[START Provided records]
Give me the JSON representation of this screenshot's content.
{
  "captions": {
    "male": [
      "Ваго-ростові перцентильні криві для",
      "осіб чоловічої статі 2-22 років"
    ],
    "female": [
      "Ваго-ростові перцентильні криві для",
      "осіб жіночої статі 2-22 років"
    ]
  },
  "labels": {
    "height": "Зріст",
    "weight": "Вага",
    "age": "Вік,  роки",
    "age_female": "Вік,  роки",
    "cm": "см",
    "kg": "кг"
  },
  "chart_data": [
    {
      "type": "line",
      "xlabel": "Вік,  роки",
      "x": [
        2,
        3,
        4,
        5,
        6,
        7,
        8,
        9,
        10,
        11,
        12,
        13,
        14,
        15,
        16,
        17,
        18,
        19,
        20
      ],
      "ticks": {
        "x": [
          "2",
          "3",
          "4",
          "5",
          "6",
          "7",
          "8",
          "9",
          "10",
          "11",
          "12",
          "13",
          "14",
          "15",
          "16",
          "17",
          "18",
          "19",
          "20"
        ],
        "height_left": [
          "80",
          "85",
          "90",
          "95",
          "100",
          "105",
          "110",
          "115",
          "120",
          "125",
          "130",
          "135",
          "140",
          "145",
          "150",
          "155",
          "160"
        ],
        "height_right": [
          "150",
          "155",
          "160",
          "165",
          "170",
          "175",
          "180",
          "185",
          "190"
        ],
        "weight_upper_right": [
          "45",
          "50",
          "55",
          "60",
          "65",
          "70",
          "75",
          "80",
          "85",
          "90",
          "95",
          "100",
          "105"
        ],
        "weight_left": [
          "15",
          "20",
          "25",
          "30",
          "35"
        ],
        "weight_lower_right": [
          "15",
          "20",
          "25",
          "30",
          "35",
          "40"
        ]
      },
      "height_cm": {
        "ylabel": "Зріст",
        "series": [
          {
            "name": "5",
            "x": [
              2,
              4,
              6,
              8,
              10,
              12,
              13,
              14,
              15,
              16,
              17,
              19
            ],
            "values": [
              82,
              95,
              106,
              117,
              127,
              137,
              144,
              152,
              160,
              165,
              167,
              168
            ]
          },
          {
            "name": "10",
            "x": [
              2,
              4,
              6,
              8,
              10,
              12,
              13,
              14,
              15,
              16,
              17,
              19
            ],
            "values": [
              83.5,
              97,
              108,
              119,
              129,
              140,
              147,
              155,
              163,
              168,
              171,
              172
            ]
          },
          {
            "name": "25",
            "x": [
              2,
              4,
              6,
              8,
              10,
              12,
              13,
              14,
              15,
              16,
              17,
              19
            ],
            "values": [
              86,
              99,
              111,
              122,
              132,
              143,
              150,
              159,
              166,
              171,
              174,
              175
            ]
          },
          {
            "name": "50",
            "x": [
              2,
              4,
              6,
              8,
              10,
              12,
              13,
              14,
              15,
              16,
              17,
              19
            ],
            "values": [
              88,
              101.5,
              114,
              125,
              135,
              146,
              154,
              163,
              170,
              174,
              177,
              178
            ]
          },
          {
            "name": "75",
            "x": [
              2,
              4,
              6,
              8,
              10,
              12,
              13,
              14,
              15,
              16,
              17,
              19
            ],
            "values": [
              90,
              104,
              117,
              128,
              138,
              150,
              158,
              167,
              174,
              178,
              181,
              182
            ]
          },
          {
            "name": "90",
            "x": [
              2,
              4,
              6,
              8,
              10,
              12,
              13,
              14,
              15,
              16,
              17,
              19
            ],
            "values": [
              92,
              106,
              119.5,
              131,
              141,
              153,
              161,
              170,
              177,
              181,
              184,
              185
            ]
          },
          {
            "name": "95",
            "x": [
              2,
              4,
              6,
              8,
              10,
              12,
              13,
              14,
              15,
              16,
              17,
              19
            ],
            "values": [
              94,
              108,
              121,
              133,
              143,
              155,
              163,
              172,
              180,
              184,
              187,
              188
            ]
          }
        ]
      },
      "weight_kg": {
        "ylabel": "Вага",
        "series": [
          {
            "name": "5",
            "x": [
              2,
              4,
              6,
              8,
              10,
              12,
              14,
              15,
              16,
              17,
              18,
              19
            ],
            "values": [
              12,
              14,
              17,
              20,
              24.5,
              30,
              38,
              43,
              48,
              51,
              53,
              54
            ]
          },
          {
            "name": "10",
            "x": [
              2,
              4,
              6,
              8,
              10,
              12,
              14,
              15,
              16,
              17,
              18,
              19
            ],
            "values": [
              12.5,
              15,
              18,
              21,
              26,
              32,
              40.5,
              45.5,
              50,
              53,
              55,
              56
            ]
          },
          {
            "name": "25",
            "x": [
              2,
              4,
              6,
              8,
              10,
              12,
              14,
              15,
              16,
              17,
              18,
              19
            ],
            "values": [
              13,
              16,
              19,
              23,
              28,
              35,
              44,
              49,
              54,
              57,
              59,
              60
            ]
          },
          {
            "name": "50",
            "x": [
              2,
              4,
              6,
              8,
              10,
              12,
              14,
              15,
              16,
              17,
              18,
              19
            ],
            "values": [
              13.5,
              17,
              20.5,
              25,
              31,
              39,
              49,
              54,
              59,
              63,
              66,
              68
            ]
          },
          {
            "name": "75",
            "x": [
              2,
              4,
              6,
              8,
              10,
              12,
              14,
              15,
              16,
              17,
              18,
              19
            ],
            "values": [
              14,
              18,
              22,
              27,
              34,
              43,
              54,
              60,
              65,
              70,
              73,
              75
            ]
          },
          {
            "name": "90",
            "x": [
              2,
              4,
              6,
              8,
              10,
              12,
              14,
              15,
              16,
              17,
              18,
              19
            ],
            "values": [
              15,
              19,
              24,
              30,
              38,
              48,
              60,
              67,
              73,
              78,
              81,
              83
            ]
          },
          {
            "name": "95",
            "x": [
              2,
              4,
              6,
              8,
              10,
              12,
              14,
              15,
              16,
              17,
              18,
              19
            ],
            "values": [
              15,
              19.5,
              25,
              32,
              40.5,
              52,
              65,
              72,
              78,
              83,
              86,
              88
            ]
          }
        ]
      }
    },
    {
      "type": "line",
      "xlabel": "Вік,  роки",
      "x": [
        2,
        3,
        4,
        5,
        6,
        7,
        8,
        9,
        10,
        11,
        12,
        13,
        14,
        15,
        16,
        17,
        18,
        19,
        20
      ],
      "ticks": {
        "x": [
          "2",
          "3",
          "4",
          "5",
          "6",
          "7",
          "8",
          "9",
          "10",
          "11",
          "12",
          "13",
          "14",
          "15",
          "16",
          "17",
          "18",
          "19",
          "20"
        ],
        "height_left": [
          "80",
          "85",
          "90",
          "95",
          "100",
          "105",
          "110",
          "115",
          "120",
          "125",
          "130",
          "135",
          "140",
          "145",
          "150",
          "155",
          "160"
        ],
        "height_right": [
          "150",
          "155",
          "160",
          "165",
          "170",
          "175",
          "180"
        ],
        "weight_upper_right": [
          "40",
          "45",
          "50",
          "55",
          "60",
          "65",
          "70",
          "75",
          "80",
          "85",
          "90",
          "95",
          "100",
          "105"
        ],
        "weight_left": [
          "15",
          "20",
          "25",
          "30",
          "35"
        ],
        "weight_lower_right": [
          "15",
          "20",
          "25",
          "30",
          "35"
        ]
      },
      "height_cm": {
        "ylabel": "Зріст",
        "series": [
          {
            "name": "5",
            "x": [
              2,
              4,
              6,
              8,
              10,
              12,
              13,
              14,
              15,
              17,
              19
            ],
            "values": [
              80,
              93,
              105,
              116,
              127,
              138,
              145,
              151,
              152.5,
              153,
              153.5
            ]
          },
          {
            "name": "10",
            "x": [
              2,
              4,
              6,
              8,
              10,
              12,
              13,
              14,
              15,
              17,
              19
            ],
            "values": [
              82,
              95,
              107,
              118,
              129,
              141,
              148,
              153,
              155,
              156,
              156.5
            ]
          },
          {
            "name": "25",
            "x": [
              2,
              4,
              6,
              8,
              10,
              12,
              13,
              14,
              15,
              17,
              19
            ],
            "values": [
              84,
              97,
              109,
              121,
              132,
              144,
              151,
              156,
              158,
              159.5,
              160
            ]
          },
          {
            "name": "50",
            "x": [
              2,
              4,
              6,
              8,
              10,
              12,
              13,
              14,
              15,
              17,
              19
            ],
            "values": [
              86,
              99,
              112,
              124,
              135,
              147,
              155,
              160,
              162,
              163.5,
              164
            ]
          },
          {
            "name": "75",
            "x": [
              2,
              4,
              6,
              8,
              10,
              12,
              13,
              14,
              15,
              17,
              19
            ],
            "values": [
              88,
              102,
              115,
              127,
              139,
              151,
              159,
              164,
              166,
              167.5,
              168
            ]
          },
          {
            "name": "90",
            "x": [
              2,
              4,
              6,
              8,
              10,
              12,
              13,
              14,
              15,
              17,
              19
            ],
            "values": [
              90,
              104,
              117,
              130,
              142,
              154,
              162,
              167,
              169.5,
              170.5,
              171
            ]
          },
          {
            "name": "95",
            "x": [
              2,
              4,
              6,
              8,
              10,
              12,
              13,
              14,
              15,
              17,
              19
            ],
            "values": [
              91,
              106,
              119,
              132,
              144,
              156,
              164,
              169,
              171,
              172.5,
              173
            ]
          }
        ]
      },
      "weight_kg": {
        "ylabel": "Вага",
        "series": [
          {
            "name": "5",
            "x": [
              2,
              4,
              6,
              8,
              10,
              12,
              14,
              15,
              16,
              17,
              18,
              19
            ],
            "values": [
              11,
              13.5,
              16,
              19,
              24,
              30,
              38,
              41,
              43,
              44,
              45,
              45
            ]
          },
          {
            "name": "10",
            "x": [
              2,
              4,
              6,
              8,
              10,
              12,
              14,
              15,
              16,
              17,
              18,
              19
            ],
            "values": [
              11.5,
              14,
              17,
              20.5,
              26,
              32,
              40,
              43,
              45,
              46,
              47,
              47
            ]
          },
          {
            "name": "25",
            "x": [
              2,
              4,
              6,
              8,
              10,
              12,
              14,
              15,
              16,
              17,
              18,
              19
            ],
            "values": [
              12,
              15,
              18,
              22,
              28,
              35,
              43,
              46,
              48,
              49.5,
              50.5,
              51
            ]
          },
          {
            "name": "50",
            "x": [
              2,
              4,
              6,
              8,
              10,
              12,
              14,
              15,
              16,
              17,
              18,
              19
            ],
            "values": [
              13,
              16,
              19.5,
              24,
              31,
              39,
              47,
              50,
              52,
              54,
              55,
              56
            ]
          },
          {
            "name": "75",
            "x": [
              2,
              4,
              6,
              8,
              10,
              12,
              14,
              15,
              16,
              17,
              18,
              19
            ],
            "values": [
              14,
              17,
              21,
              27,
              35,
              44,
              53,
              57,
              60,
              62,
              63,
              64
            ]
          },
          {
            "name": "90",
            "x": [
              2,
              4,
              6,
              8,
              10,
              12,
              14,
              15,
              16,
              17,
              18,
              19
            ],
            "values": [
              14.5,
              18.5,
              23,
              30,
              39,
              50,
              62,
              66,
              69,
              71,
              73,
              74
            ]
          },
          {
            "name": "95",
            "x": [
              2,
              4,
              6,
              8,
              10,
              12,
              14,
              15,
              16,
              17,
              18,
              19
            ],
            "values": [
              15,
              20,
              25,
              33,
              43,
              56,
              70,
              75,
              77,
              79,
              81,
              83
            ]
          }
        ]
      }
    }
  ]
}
[END Provided records]
- [Aim]: Select from the material above each line in which the string "осіб" appears, and list those lines.

- [Complete output]:
      "осіб чоловічої статі 2-22 років"
      "осіб жіночої статі 2-22 років"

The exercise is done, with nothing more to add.